**Aim**
Filter the records below and copy every line containing the word "type".

Records that describe figures:
####################
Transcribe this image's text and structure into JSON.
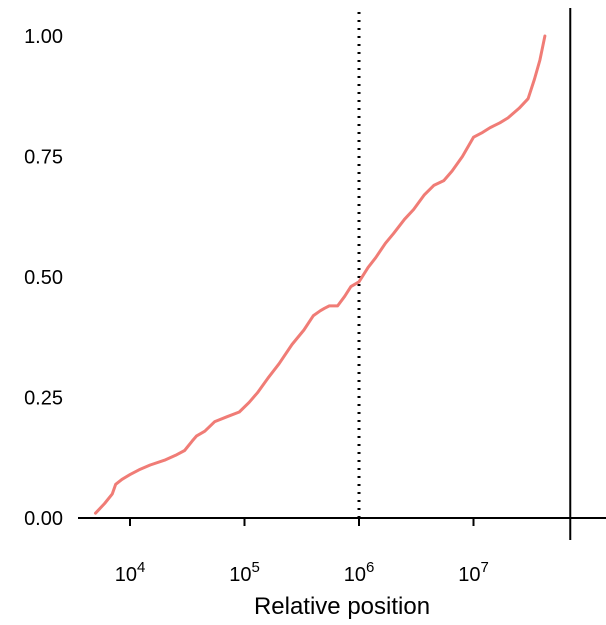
{
  "chart_data": {
    "type": "line",
    "title": "",
    "xlabel": "Relative position",
    "ylabel": "",
    "x_scale": "log10",
    "xlim": [
      3000,
      100000000
    ],
    "ylim": [
      0,
      1
    ],
    "x_ticks": [
      {
        "value": 10000,
        "base": "10",
        "exp": "4"
      },
      {
        "value": 100000,
        "base": "10",
        "exp": "5"
      },
      {
        "value": 1000000,
        "base": "10",
        "exp": "6"
      },
      {
        "value": 10000000,
        "base": "10",
        "exp": "7"
      }
    ],
    "y_ticks": [
      {
        "value": 0,
        "label": "0.00"
      },
      {
        "value": 0.25,
        "label": "0.25"
      },
      {
        "value": 0.5,
        "label": "0.50"
      },
      {
        "value": 0.75,
        "label": "0.75"
      },
      {
        "value": 1,
        "label": "1.00"
      }
    ],
    "reference_lines": [
      {
        "axis": "x",
        "value": 1000000,
        "style": "dotted",
        "color": "#000000"
      },
      {
        "axis": "x",
        "value": 70000000,
        "style": "solid",
        "color": "#000000"
      }
    ],
    "grid": false,
    "series": [
      {
        "color": "#F07C76",
        "x": [
          5000,
          6000,
          7000,
          7500,
          8500,
          10000,
          12000,
          15000,
          20000,
          25000,
          30000,
          35000,
          38000,
          45000,
          55000,
          70000,
          90000,
          110000,
          130000,
          160000,
          200000,
          260000,
          330000,
          400000,
          460000,
          500000,
          550000,
          650000,
          750000,
          850000,
          1000000,
          1200000,
          1400000,
          1700000,
          2000000,
          2500000,
          3000000,
          3700000,
          4500000,
          5500000,
          6500000,
          8000000,
          10000000,
          12000000,
          14000000,
          17000000,
          20000000,
          25000000,
          30000000,
          34000000,
          38000000,
          42000000
        ],
        "y": [
          0.01,
          0.03,
          0.05,
          0.07,
          0.08,
          0.09,
          0.1,
          0.11,
          0.12,
          0.13,
          0.14,
          0.16,
          0.17,
          0.18,
          0.2,
          0.21,
          0.22,
          0.24,
          0.26,
          0.29,
          0.32,
          0.36,
          0.39,
          0.42,
          0.43,
          0.435,
          0.44,
          0.44,
          0.46,
          0.48,
          0.49,
          0.52,
          0.54,
          0.57,
          0.59,
          0.62,
          0.64,
          0.67,
          0.69,
          0.7,
          0.72,
          0.75,
          0.79,
          0.8,
          0.81,
          0.82,
          0.83,
          0.85,
          0.87,
          0.91,
          0.95,
          1.0
        ]
      }
    ]
  }
}
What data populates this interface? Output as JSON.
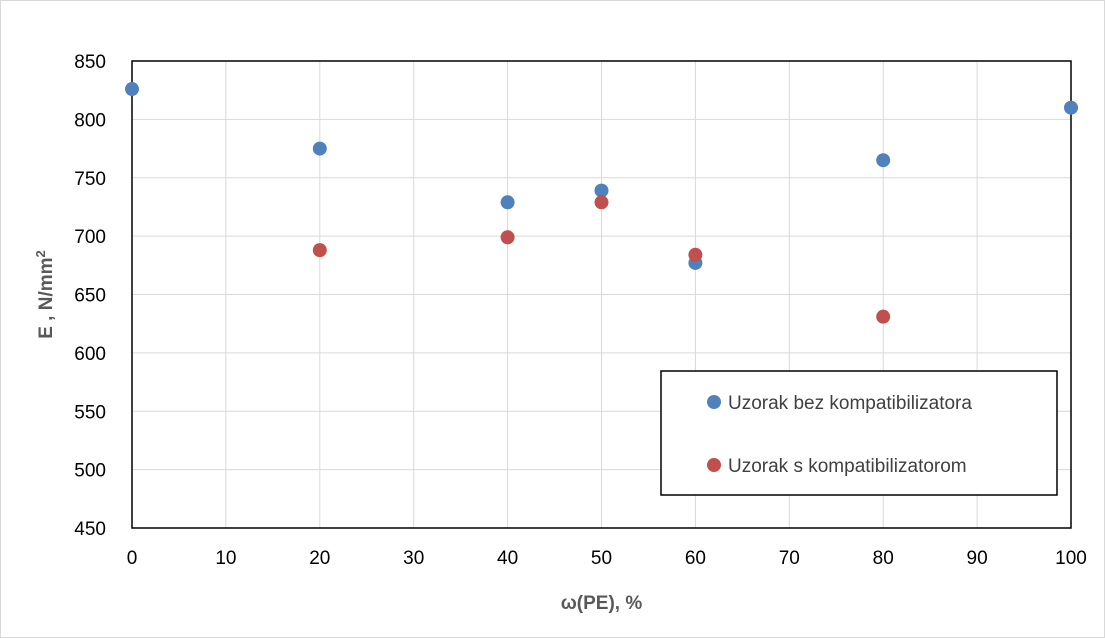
{
  "chart_data": {
    "type": "scatter",
    "xlabel": "ω(PE), %",
    "ylabel_main": "E ,  N/mm",
    "ylabel_sup": "2",
    "xlim": [
      0,
      100
    ],
    "ylim": [
      450,
      850
    ],
    "x_ticks": [
      0,
      10,
      20,
      30,
      40,
      50,
      60,
      70,
      80,
      90,
      100
    ],
    "y_ticks": [
      450,
      500,
      550,
      600,
      650,
      700,
      750,
      800,
      850
    ],
    "grid": true,
    "legend_position": "bottom-right",
    "series": [
      {
        "name": "Uzorak bez kompatibilizatora",
        "color": "#4f81bd",
        "points": [
          {
            "x": 0,
            "y": 826
          },
          {
            "x": 20,
            "y": 775
          },
          {
            "x": 40,
            "y": 729
          },
          {
            "x": 50,
            "y": 739
          },
          {
            "x": 60,
            "y": 677
          },
          {
            "x": 80,
            "y": 765
          },
          {
            "x": 100,
            "y": 810
          }
        ]
      },
      {
        "name": "Uzorak s kompatibilizatorom",
        "color": "#c0504d",
        "points": [
          {
            "x": 20,
            "y": 688
          },
          {
            "x": 40,
            "y": 699
          },
          {
            "x": 50,
            "y": 729
          },
          {
            "x": 60,
            "y": 684
          },
          {
            "x": 80,
            "y": 631
          }
        ]
      }
    ]
  }
}
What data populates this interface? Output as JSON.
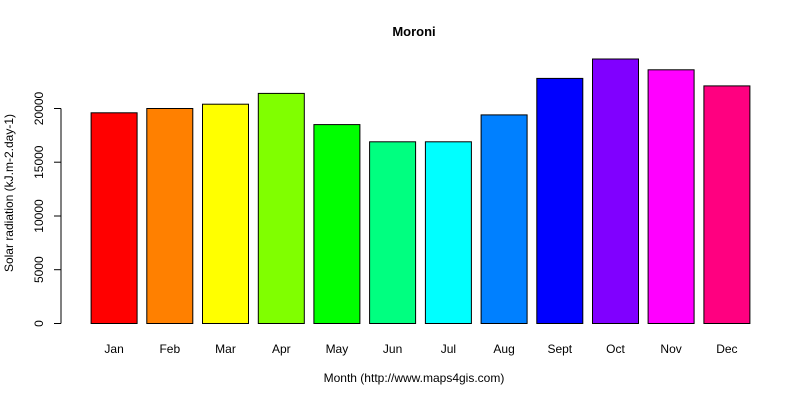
{
  "chart_data": {
    "type": "bar",
    "title": "Moroni",
    "xlabel": "Month (http://www.maps4gis.com)",
    "ylabel": "Solar radiation (kJ.m-2.day-1)",
    "categories": [
      "Jan",
      "Feb",
      "Mar",
      "Apr",
      "May",
      "Jun",
      "Jul",
      "Aug",
      "Sept",
      "Oct",
      "Nov",
      "Dec"
    ],
    "values": [
      19600,
      20000,
      20400,
      21400,
      18500,
      16900,
      16900,
      19400,
      22800,
      24600,
      23600,
      22100
    ],
    "colors": [
      "#ff0000",
      "#ff8000",
      "#ffff00",
      "#80ff00",
      "#00ff00",
      "#00ff80",
      "#00ffff",
      "#0080ff",
      "#0000ff",
      "#8000ff",
      "#ff00ff",
      "#ff0080"
    ],
    "ylim": [
      0,
      24600
    ],
    "yticks": [
      0,
      5000,
      10000,
      15000,
      20000
    ],
    "ytick_labels": [
      "0",
      "5000",
      "10000",
      "15000",
      "20000"
    ],
    "grid": false,
    "legend": "none"
  }
}
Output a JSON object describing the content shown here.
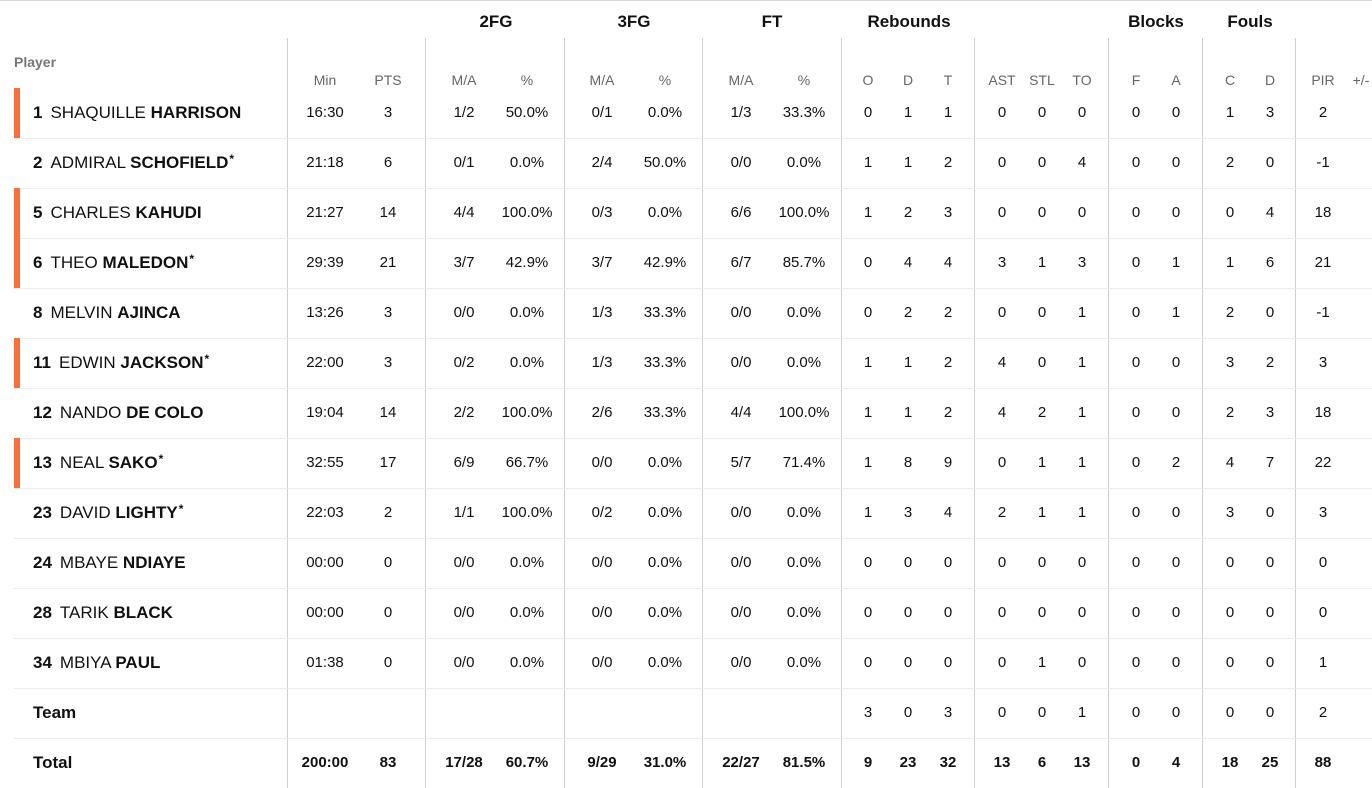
{
  "columns": {
    "player_header": "Player",
    "groups": [
      {
        "label": "2FG"
      },
      {
        "label": "3FG"
      },
      {
        "label": "FT"
      },
      {
        "label": "Rebounds"
      },
      {
        "label": "Blocks"
      },
      {
        "label": "Fouls"
      }
    ],
    "sub": [
      "Min",
      "PTS",
      "M/A",
      "%",
      "M/A",
      "%",
      "M/A",
      "%",
      "O",
      "D",
      "T",
      "AST",
      "STL",
      "TO",
      "F",
      "A",
      "C",
      "D",
      "PIR",
      "+/-"
    ]
  },
  "accent_color": "#fb6f3a",
  "players": [
    {
      "number": "1",
      "first": "SHAQUILLE",
      "last": "HARRISON",
      "starter": true,
      "star": false,
      "stats": [
        "16:30",
        "3",
        "1/2",
        "50.0%",
        "0/1",
        "0.0%",
        "1/3",
        "33.3%",
        "0",
        "1",
        "1",
        "0",
        "0",
        "0",
        "0",
        "0",
        "1",
        "3",
        "2",
        ""
      ]
    },
    {
      "number": "2",
      "first": "ADMIRAL",
      "last": "SCHOFIELD",
      "starter": false,
      "star": true,
      "stats": [
        "21:18",
        "6",
        "0/1",
        "0.0%",
        "2/4",
        "50.0%",
        "0/0",
        "0.0%",
        "1",
        "1",
        "2",
        "0",
        "0",
        "4",
        "0",
        "0",
        "2",
        "0",
        "-1",
        ""
      ]
    },
    {
      "number": "5",
      "first": "CHARLES",
      "last": "KAHUDI",
      "starter": true,
      "star": false,
      "stats": [
        "21:27",
        "14",
        "4/4",
        "100.0%",
        "0/3",
        "0.0%",
        "6/6",
        "100.0%",
        "1",
        "2",
        "3",
        "0",
        "0",
        "0",
        "0",
        "0",
        "0",
        "4",
        "18",
        ""
      ]
    },
    {
      "number": "6",
      "first": "THEO",
      "last": "MALEDON",
      "starter": true,
      "star": true,
      "stats": [
        "29:39",
        "21",
        "3/7",
        "42.9%",
        "3/7",
        "42.9%",
        "6/7",
        "85.7%",
        "0",
        "4",
        "4",
        "3",
        "1",
        "3",
        "0",
        "1",
        "1",
        "6",
        "21",
        ""
      ]
    },
    {
      "number": "8",
      "first": "MELVIN",
      "last": "AJINCA",
      "starter": false,
      "star": false,
      "stats": [
        "13:26",
        "3",
        "0/0",
        "0.0%",
        "1/3",
        "33.3%",
        "0/0",
        "0.0%",
        "0",
        "2",
        "2",
        "0",
        "0",
        "1",
        "0",
        "1",
        "2",
        "0",
        "-1",
        ""
      ]
    },
    {
      "number": "11",
      "first": "EDWIN",
      "last": "JACKSON",
      "starter": true,
      "star": true,
      "stats": [
        "22:00",
        "3",
        "0/2",
        "0.0%",
        "1/3",
        "33.3%",
        "0/0",
        "0.0%",
        "1",
        "1",
        "2",
        "4",
        "0",
        "1",
        "0",
        "0",
        "3",
        "2",
        "3",
        ""
      ]
    },
    {
      "number": "12",
      "first": "NANDO",
      "last": "DE COLO",
      "starter": false,
      "star": false,
      "stats": [
        "19:04",
        "14",
        "2/2",
        "100.0%",
        "2/6",
        "33.3%",
        "4/4",
        "100.0%",
        "1",
        "1",
        "2",
        "4",
        "2",
        "1",
        "0",
        "0",
        "2",
        "3",
        "18",
        ""
      ]
    },
    {
      "number": "13",
      "first": "NEAL",
      "last": "SAKO",
      "starter": true,
      "star": true,
      "stats": [
        "32:55",
        "17",
        "6/9",
        "66.7%",
        "0/0",
        "0.0%",
        "5/7",
        "71.4%",
        "1",
        "8",
        "9",
        "0",
        "1",
        "1",
        "0",
        "2",
        "4",
        "7",
        "22",
        ""
      ]
    },
    {
      "number": "23",
      "first": "DAVID",
      "last": "LIGHTY",
      "starter": false,
      "star": true,
      "stats": [
        "22:03",
        "2",
        "1/1",
        "100.0%",
        "0/2",
        "0.0%",
        "0/0",
        "0.0%",
        "1",
        "3",
        "4",
        "2",
        "1",
        "1",
        "0",
        "0",
        "3",
        "0",
        "3",
        ""
      ]
    },
    {
      "number": "24",
      "first": "MBAYE",
      "last": "NDIAYE",
      "starter": false,
      "star": false,
      "stats": [
        "00:00",
        "0",
        "0/0",
        "0.0%",
        "0/0",
        "0.0%",
        "0/0",
        "0.0%",
        "0",
        "0",
        "0",
        "0",
        "0",
        "0",
        "0",
        "0",
        "0",
        "0",
        "0",
        ""
      ]
    },
    {
      "number": "28",
      "first": "TARIK",
      "last": "BLACK",
      "starter": false,
      "star": false,
      "stats": [
        "00:00",
        "0",
        "0/0",
        "0.0%",
        "0/0",
        "0.0%",
        "0/0",
        "0.0%",
        "0",
        "0",
        "0",
        "0",
        "0",
        "0",
        "0",
        "0",
        "0",
        "0",
        "0",
        ""
      ]
    },
    {
      "number": "34",
      "first": "MBIYA",
      "last": "PAUL",
      "starter": false,
      "star": false,
      "stats": [
        "01:38",
        "0",
        "0/0",
        "0.0%",
        "0/0",
        "0.0%",
        "0/0",
        "0.0%",
        "0",
        "0",
        "0",
        "0",
        "1",
        "0",
        "0",
        "0",
        "0",
        "0",
        "1",
        ""
      ]
    }
  ],
  "team_row": {
    "label": "Team",
    "stats": [
      "",
      "",
      "",
      "",
      "",
      "",
      "",
      "",
      "3",
      "0",
      "3",
      "0",
      "0",
      "1",
      "0",
      "0",
      "0",
      "0",
      "2",
      ""
    ]
  },
  "total_row": {
    "label": "Total",
    "stats": [
      "200:00",
      "83",
      "17/28",
      "60.7%",
      "9/29",
      "31.0%",
      "22/27",
      "81.5%",
      "9",
      "23",
      "32",
      "13",
      "6",
      "13",
      "0",
      "4",
      "18",
      "25",
      "88",
      ""
    ]
  }
}
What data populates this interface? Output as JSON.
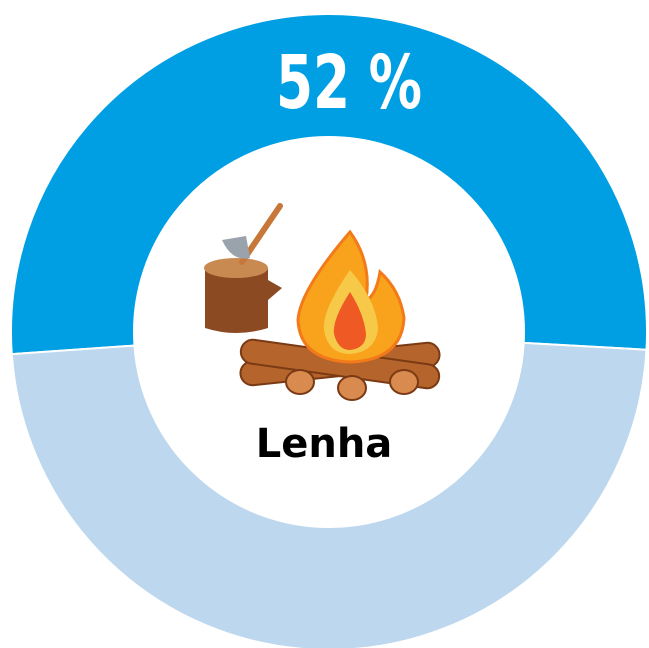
{
  "chart_data": {
    "type": "donut",
    "categories": [
      "Lenha",
      null
    ],
    "values": [
      52,
      48
    ],
    "value_labels": [
      "52 %",
      null
    ],
    "colors": [
      "#009fe3",
      "#bdd7ee"
    ]
  }
}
####################
**Exercise solution**
    "type": "line",
    "type": "scatter",
    "type": "bar",
    "type": "donut",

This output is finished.